■ DESCRIPTION OF THE TASK
Transcribe the listing verbatim. Do not carry over any pictures.

• • • • •

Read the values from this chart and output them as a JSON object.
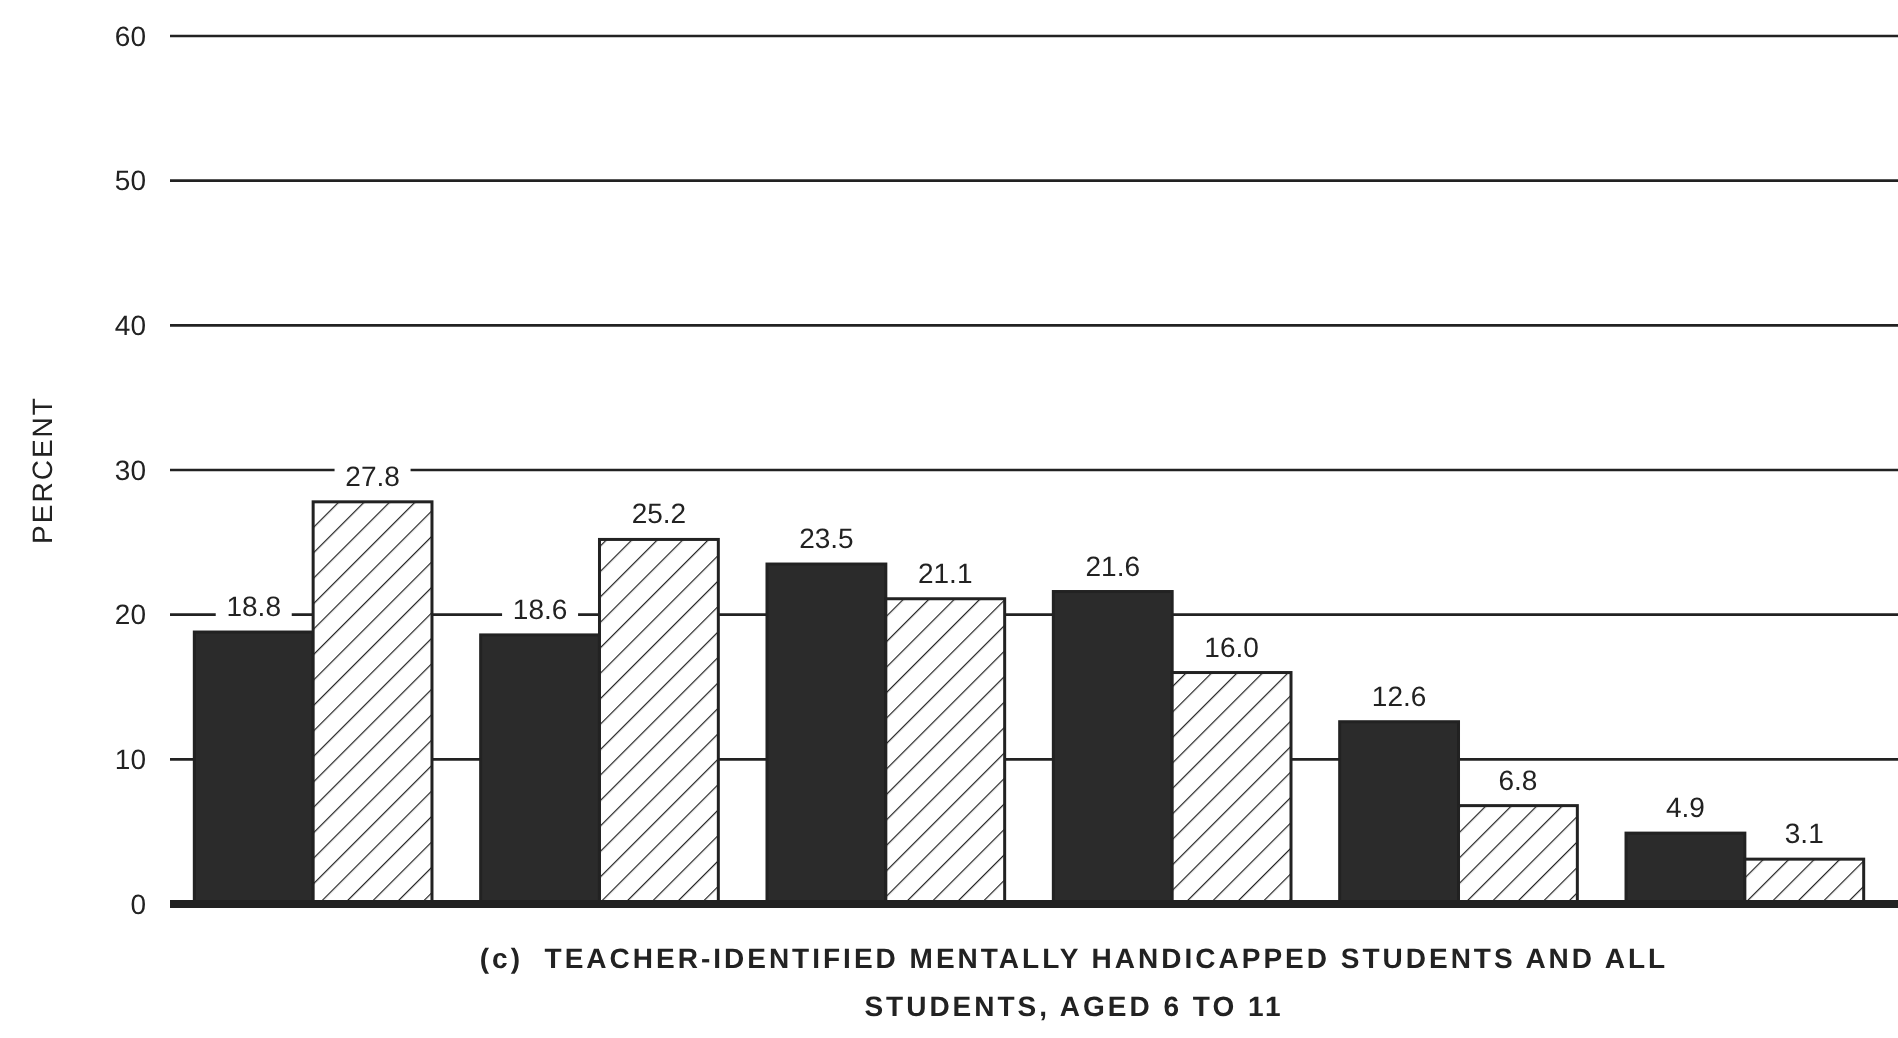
{
  "chart_data": {
    "type": "bar",
    "title": "(c)  TEACHER-IDENTIFIED MENTALLY HANDICAPPED STUDENTS AND ALL STUDENTS, AGED 6 TO 11",
    "ylabel": "PERCENT",
    "categories": [
      null,
      null,
      null,
      null,
      null,
      null
    ],
    "series": [
      {
        "color": "#2b2b2b",
        "values": [
          18.8,
          18.6,
          23.5,
          21.6,
          12.6,
          4.9
        ],
        "value_labels": [
          "18.8",
          "18.6",
          "23.5",
          "21.6",
          "12.6",
          "4.9"
        ]
      },
      {
        "color": "#ffffff",
        "values": [
          27.8,
          25.2,
          21.1,
          16.0,
          6.8,
          3.1
        ],
        "value_labels": [
          "27.8",
          "25.2",
          "21.1",
          "16.0",
          "6.8",
          "3.1"
        ]
      }
    ],
    "ylim": [
      0,
      60
    ],
    "yticks": [
      0,
      10,
      20,
      30,
      40,
      50,
      60
    ],
    "grid": "y"
  }
}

• • • • •

■ OUTPUT FOR THIS EXERCISE
Read the values from this chart and output them as a JSON object.
{
  "chart_data": {
    "type": "bar",
    "title": "(c)  TEACHER-IDENTIFIED MENTALLY HANDICAPPED STUDENTS AND ALL STUDENTS, AGED 6 TO 11",
    "ylabel": "PERCENT",
    "categories": [
      null,
      null,
      null,
      null,
      null,
      null
    ],
    "series": [
      {
        "color": "#2b2b2b",
        "values": [
          18.8,
          18.6,
          23.5,
          21.6,
          12.6,
          4.9
        ],
        "value_labels": [
          "18.8",
          "18.6",
          "23.5",
          "21.6",
          "12.6",
          "4.9"
        ]
      },
      {
        "color": "#ffffff",
        "values": [
          27.8,
          25.2,
          21.1,
          16.0,
          6.8,
          3.1
        ],
        "value_labels": [
          "27.8",
          "25.2",
          "21.1",
          "16.0",
          "6.8",
          "3.1"
        ]
      }
    ],
    "ylim": [
      0,
      60
    ],
    "yticks": [
      0,
      10,
      20,
      30,
      40,
      50,
      60
    ],
    "grid": "y"
  }
}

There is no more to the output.